[A block of data]
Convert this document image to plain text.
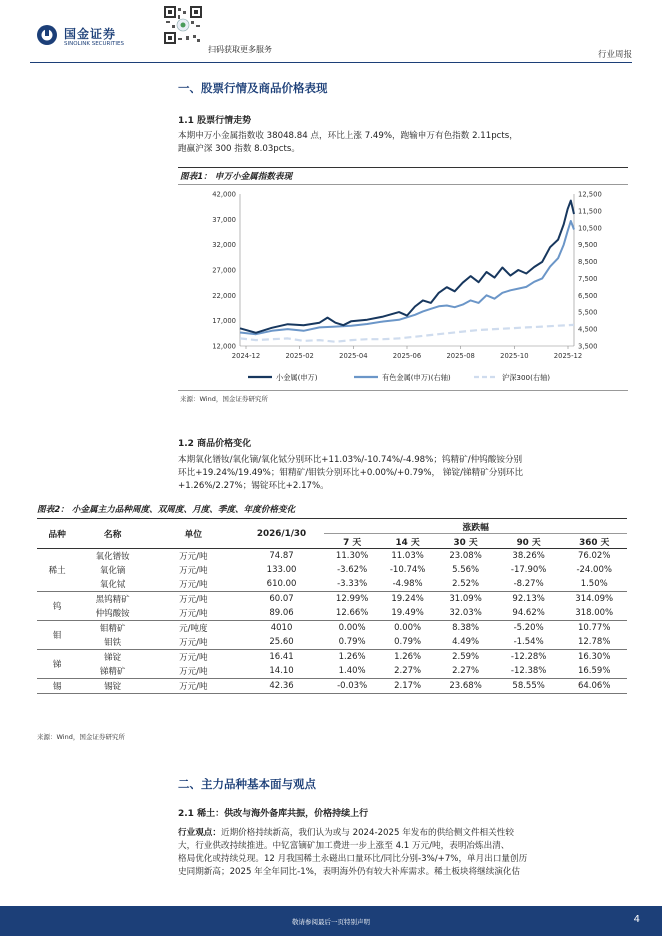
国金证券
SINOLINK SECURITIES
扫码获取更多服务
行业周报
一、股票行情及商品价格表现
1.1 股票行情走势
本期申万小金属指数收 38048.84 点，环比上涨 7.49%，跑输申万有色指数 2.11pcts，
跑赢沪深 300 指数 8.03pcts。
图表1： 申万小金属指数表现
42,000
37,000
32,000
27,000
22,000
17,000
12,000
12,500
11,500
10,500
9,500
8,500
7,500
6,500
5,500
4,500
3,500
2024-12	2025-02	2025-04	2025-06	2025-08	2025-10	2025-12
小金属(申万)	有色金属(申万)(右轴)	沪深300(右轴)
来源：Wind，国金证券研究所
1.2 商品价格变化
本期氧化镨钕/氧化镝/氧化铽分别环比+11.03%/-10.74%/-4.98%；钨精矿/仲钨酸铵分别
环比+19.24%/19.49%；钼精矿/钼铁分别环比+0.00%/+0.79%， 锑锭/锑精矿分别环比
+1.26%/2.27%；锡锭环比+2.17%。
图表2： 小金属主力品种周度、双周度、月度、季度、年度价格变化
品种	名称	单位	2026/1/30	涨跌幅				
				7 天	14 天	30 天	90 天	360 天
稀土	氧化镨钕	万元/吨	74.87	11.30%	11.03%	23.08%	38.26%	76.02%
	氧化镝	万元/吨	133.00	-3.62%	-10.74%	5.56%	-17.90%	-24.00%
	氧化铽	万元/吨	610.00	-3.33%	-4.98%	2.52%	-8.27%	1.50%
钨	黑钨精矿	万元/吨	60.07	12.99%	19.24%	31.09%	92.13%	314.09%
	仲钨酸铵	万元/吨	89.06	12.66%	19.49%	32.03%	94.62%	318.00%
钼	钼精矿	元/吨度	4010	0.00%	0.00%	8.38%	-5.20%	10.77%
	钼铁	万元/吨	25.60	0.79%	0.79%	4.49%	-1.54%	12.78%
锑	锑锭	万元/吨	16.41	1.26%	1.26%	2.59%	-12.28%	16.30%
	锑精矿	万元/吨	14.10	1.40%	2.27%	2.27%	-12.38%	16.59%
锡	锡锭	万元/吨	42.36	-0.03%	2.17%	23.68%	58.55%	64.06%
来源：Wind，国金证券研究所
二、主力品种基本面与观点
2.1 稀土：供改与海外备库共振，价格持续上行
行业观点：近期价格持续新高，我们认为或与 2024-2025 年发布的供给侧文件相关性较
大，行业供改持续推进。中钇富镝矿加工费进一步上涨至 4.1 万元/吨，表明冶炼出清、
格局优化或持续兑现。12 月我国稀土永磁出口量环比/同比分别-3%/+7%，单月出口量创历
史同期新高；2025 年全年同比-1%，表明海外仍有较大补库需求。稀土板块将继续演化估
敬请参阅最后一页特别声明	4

_What to produce_: The records above are to be reproduced exactly; the pictures are to be left out.

_Result_:
Convert this document image to plain text.
国金证券
SINOLINK SECURITIES
扫码获取更多服务
行业周报
一、股票行情及商品价格表现
1.1 股票行情走势
本期申万小金属指数收 38048.84 点，环比上涨 7.49%，跑输申万有色指数 2.11pcts，
跑赢沪深 300 指数 8.03pcts。
图表1： 申万小金属指数表现
42,000
37,000
32,000
27,000
22,000
17,000
12,000
12,500
11,500
10,500
9,500
8,500
7,500
6,500
5,500
4,500
3,500
2024-12	2025-02	2025-04	2025-06	2025-08	2025-10	2025-12
小金属(申万)	有色金属(申万)(右轴)	沪深300(右轴)
来源：Wind，国金证券研究所
1.2 商品价格变化
本期氧化镨钕/氧化镝/氧化铽分别环比+11.03%/-10.74%/-4.98%；钨精矿/仲钨酸铵分别
环比+19.24%/19.49%；钼精矿/钼铁分别环比+0.00%/+0.79%， 锑锭/锑精矿分别环比
+1.26%/2.27%；锡锭环比+2.17%。
图表2： 小金属主力品种周度、双周度、月度、季度、年度价格变化
品种	名称	单位	2026/1/30	涨跌幅				
				7 天	14 天	30 天	90 天	360 天
稀土	氧化镨钕	万元/吨	74.87	11.30%	11.03%	23.08%	38.26%	76.02%
	氧化镝	万元/吨	133.00	-3.62%	-10.74%	5.56%	-17.90%	-24.00%
	氧化铽	万元/吨	610.00	-3.33%	-4.98%	2.52%	-8.27%	1.50%
钨	黑钨精矿	万元/吨	60.07	12.99%	19.24%	31.09%	92.13%	314.09%
	仲钨酸铵	万元/吨	89.06	12.66%	19.49%	32.03%	94.62%	318.00%
钼	钼精矿	元/吨度	4010	0.00%	0.00%	8.38%	-5.20%	10.77%
	钼铁	万元/吨	25.60	0.79%	0.79%	4.49%	-1.54%	12.78%
锑	锑锭	万元/吨	16.41	1.26%	1.26%	2.59%	-12.28%	16.30%
	锑精矿	万元/吨	14.10	1.40%	2.27%	2.27%	-12.38%	16.59%
锡	锡锭	万元/吨	42.36	-0.03%	2.17%	23.68%	58.55%	64.06%
来源：Wind，国金证券研究所
二、主力品种基本面与观点
2.1 稀土：供改与海外备库共振，价格持续上行
行业观点：近期价格持续新高，我们认为或与 2024-2025 年发布的供给侧文件相关性较
大，行业供改持续推进。中钇富镝矿加工费进一步上涨至 4.1 万元/吨，表明冶炼出清、
格局优化或持续兑现。12 月我国稀土永磁出口量环比/同比分别-3%/+7%，单月出口量创历
史同期新高；2025 年全年同比-1%，表明海外仍有较大补库需求。稀土板块将继续演化估
敬请参阅最后一页特别声明	4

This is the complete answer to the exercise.